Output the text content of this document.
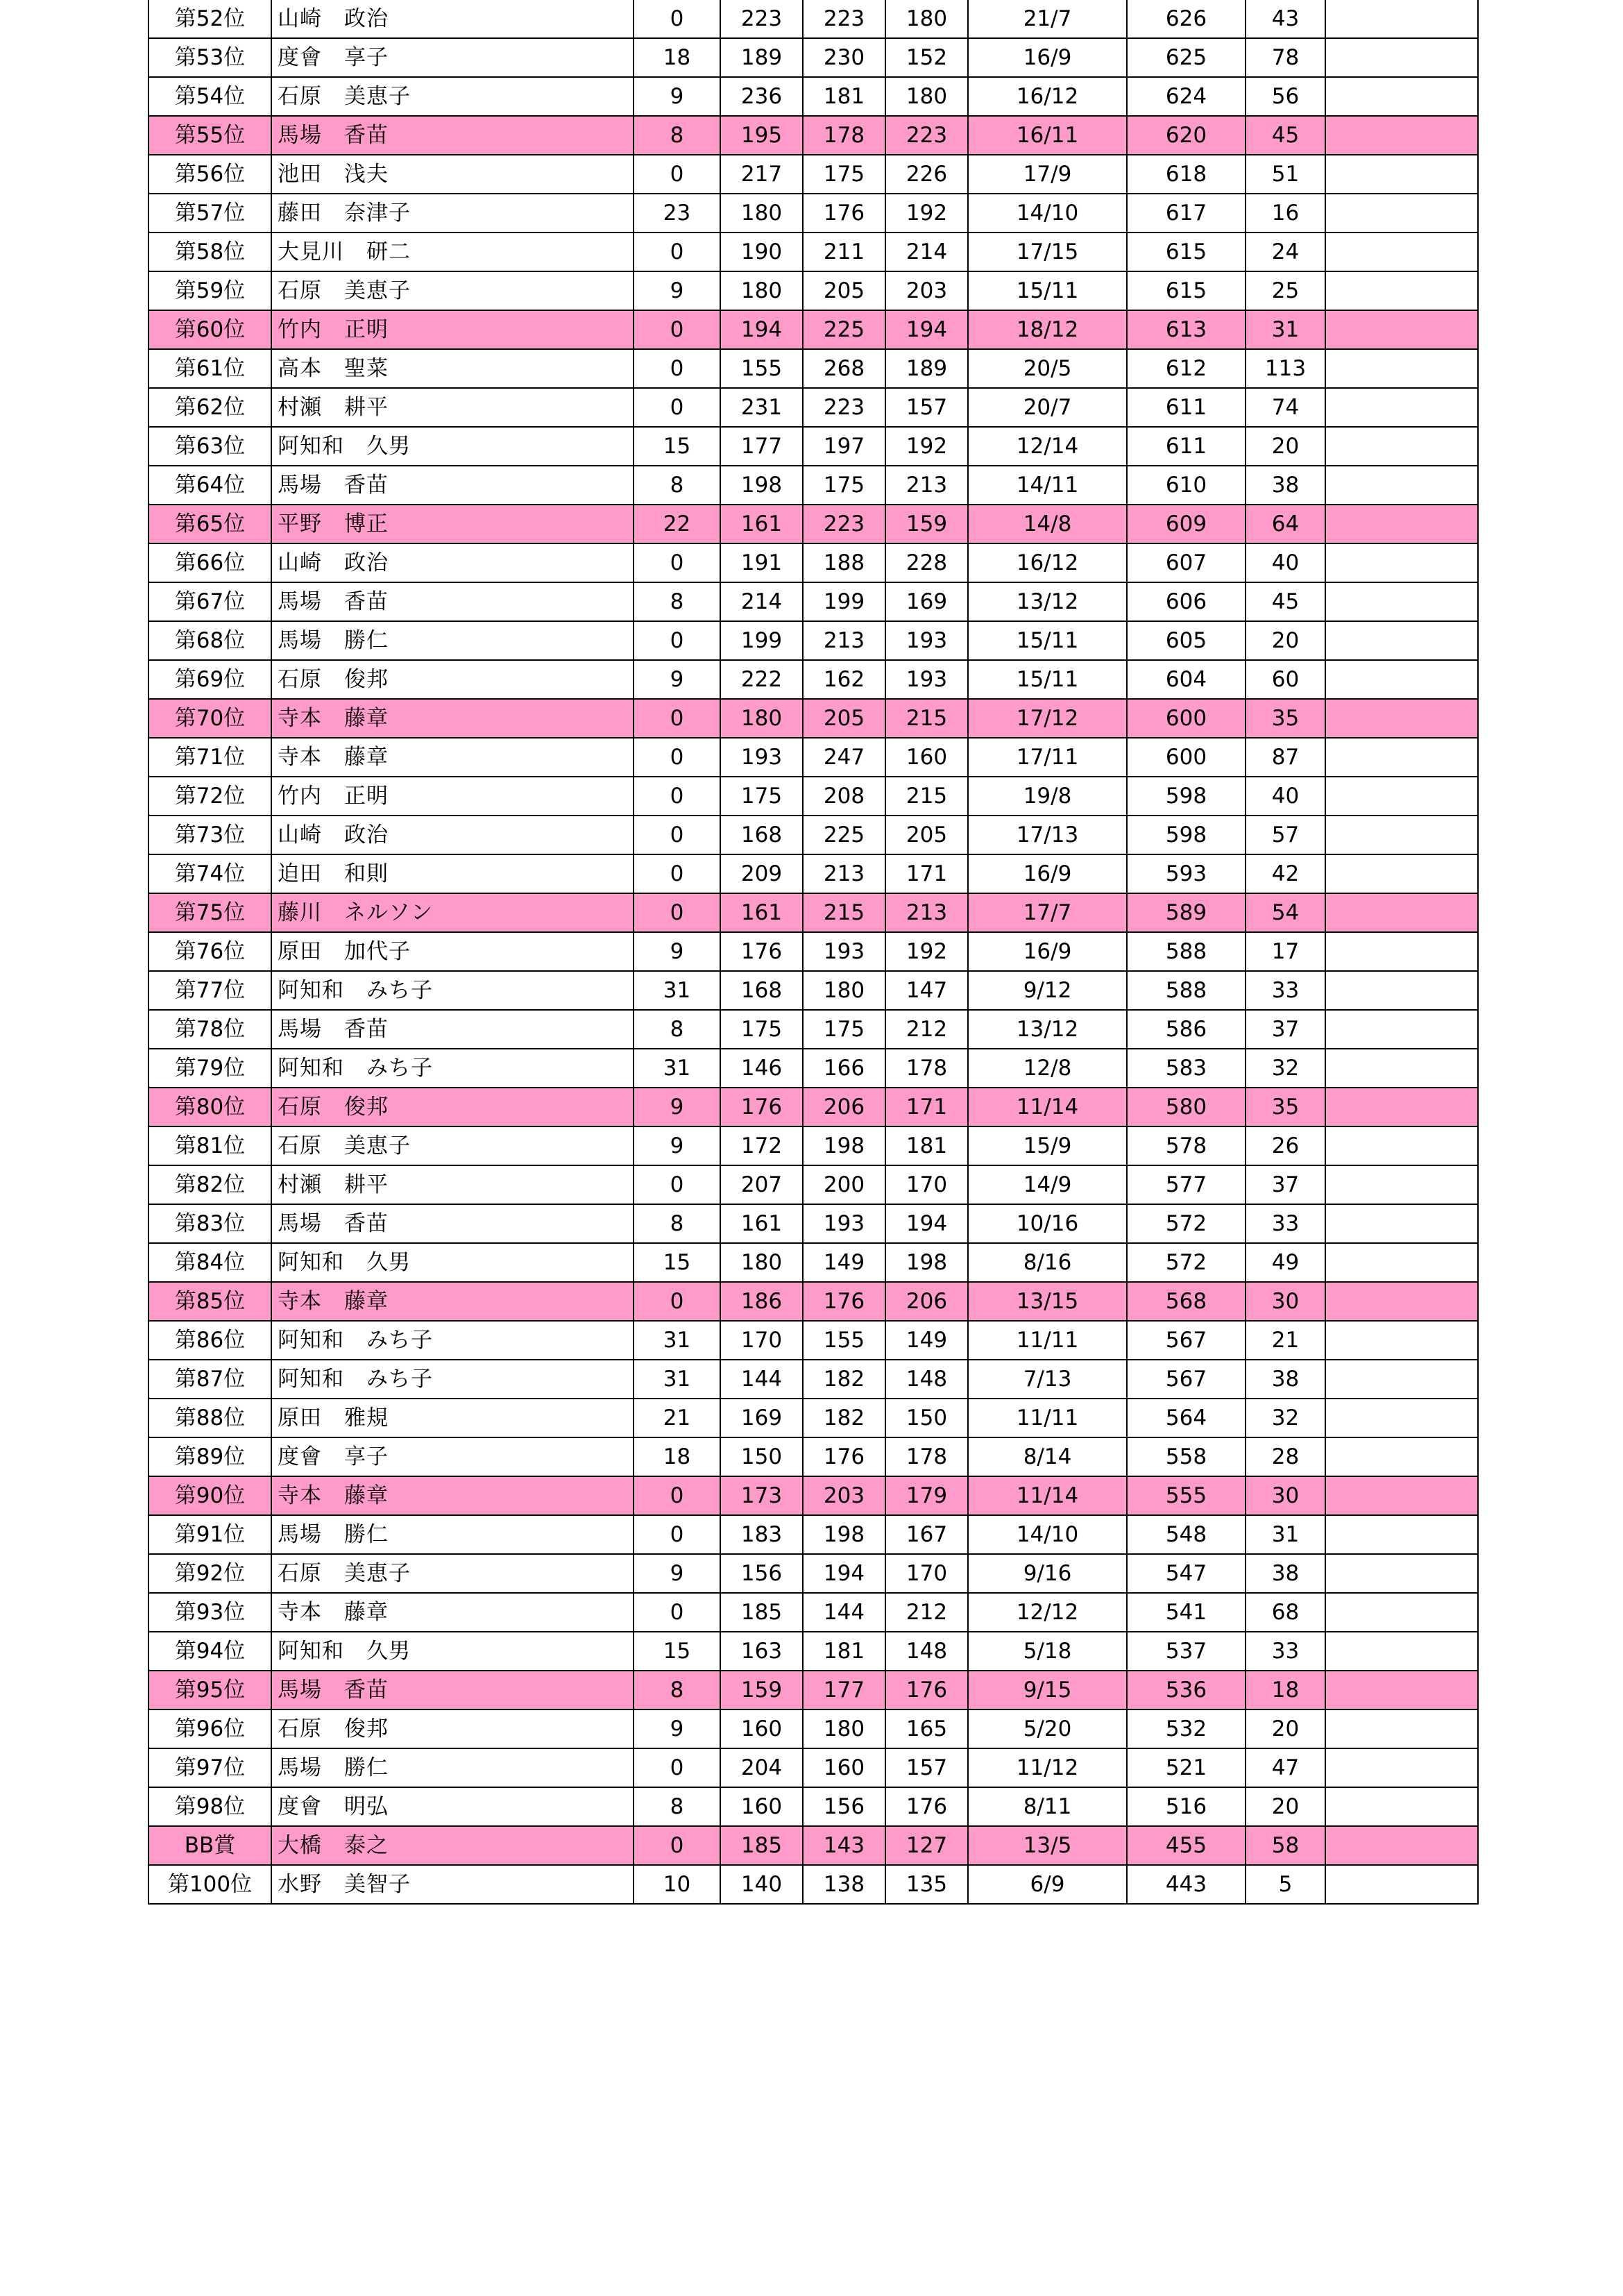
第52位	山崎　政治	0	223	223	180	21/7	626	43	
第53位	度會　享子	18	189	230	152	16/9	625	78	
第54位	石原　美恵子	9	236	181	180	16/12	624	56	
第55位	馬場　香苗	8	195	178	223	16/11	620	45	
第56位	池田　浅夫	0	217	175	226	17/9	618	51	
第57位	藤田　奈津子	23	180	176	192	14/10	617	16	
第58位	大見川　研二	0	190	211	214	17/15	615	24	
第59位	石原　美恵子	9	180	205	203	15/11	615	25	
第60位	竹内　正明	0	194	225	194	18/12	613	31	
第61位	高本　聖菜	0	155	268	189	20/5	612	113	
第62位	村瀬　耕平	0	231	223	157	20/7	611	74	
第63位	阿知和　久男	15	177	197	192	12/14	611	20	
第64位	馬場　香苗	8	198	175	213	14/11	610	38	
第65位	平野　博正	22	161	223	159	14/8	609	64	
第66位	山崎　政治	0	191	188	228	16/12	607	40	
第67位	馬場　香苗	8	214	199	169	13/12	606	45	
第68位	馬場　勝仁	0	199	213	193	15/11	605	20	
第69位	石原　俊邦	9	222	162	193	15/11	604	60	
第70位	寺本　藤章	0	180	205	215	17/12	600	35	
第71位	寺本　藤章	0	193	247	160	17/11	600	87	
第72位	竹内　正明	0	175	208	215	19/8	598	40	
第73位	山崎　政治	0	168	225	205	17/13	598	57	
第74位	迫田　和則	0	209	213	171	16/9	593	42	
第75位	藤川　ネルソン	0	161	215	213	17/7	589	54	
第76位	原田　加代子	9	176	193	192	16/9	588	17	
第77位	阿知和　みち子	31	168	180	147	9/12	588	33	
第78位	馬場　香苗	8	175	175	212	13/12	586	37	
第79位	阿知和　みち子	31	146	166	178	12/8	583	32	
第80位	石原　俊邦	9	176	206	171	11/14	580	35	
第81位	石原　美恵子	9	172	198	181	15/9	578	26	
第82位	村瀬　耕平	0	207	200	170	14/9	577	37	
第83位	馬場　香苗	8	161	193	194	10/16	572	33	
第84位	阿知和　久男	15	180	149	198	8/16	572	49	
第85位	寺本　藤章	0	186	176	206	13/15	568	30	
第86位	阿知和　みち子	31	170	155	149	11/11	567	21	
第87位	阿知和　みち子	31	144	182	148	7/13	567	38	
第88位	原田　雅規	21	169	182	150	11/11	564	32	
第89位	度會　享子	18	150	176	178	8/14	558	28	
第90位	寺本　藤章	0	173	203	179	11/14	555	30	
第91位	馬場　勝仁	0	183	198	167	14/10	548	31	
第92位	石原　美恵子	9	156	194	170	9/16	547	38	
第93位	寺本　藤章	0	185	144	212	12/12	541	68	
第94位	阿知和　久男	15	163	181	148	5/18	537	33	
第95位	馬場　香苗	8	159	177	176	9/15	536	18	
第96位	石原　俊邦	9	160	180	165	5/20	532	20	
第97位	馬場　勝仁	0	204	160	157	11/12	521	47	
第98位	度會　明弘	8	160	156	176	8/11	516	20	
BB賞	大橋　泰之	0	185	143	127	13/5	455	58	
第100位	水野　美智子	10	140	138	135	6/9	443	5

******************************

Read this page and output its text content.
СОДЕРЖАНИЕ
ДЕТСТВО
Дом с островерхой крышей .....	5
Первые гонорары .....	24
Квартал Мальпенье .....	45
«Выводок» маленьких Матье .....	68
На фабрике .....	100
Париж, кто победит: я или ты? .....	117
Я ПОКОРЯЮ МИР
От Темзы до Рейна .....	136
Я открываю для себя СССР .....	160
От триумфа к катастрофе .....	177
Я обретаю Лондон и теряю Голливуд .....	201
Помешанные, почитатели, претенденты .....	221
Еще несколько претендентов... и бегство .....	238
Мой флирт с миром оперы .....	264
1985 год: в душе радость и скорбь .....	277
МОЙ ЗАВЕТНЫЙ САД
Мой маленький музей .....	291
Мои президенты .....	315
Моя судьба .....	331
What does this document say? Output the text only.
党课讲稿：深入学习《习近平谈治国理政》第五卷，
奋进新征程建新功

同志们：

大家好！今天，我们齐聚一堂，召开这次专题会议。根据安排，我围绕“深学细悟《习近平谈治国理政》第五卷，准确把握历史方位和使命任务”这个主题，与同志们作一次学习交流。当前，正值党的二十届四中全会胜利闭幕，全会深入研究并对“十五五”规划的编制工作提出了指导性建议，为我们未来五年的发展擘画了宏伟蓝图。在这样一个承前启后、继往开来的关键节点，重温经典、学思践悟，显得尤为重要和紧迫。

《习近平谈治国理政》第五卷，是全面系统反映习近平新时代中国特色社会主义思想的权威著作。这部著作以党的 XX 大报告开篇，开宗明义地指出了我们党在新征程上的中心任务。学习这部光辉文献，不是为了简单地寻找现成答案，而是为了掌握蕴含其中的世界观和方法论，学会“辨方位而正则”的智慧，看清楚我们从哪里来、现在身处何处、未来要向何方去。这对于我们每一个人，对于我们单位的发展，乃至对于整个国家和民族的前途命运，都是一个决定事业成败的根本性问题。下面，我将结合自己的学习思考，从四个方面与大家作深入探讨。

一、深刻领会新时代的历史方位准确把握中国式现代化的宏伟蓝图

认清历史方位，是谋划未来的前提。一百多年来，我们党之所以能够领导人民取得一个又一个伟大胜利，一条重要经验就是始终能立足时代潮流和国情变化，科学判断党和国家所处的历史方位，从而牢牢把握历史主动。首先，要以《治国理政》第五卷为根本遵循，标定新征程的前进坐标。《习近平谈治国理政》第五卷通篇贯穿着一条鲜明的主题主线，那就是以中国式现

******************************

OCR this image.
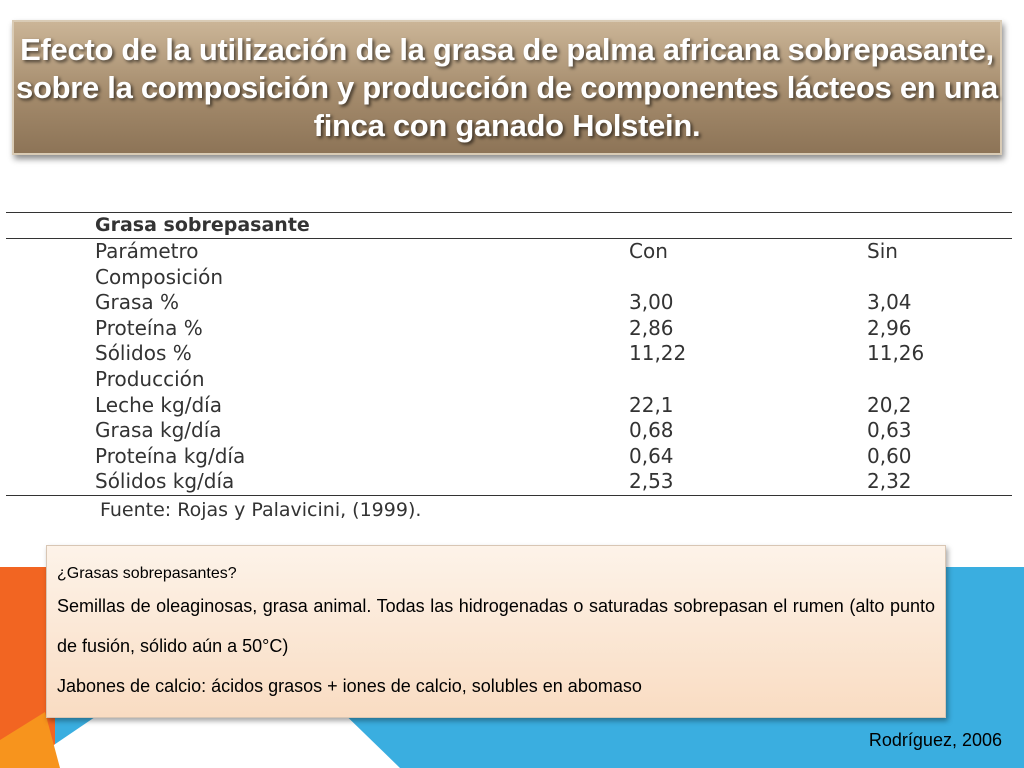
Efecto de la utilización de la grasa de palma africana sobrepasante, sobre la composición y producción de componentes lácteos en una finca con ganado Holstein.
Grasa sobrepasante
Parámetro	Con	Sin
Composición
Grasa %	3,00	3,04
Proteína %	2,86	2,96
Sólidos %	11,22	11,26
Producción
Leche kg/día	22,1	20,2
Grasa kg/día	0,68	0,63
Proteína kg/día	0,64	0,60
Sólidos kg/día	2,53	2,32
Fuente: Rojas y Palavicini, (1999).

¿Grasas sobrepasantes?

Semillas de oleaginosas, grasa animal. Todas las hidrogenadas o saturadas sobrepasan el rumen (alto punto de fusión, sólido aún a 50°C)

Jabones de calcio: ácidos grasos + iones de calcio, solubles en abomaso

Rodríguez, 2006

******************************

**Instructions to follow:**
Copy out each line of the entries that holds "习近平谈治国理政".

**Solution for this problem:**
党课讲稿：深入学习《习近平谈治国理政》第五卷，
大家好！今天，我们齐聚一堂，召开这次专题会议。根据安排，我围绕“深学细悟《习近平谈治国理政》第五卷，准确把握历史方位和使命任务”这个主题，与同志们作一次学习交流。当前，正值党的二十届四中全会胜利闭幕，全会深入研究并对“十五五”规划的编制工作提出了指导性建议，为我们未来五年的发展擘画了宏伟蓝图。在这样一个承前启后、继往开来的关键节点，重温经典、学思践悟，显得尤为重要和紧迫。
《习近平谈治国理政》第五卷，是全面系统反映习近平新时代中国特色社会主义思想的权威著作。这部著作以党的 XX 大报告开篇，开宗明义地指出了我们党在新征程上的中心任务。学习这部光辉文献，不是为了简单地寻找现成答案，而是为了掌握蕴含其中的世界观和方法论，学会“辨方位而正则”的智慧，看清楚我们从哪里来、现在身处何处、未来要向何方去。这对于我们每一个人，对于我们单位的发展，乃至对于整个国家和民族的前途命运，都是一个决定事业成败的根本性问题。下面，我将结合自己的学习思考，从四个方面与大家作深入探讨。
认清历史方位，是谋划未来的前提。一百多年来，我们党之所以能够领导人民取得一个又一个伟大胜利，一条重要经验就是始终能立足时代潮流和国情变化，科学判断党和国家所处的历史方位，从而牢牢把握历史主动。首先，要以《治国理政》第五卷为根本遵循，标定新征程的前进坐标。《习近平谈治国理政》第五卷通篇贯穿着一条鲜明的主题主线，那就是以中国式现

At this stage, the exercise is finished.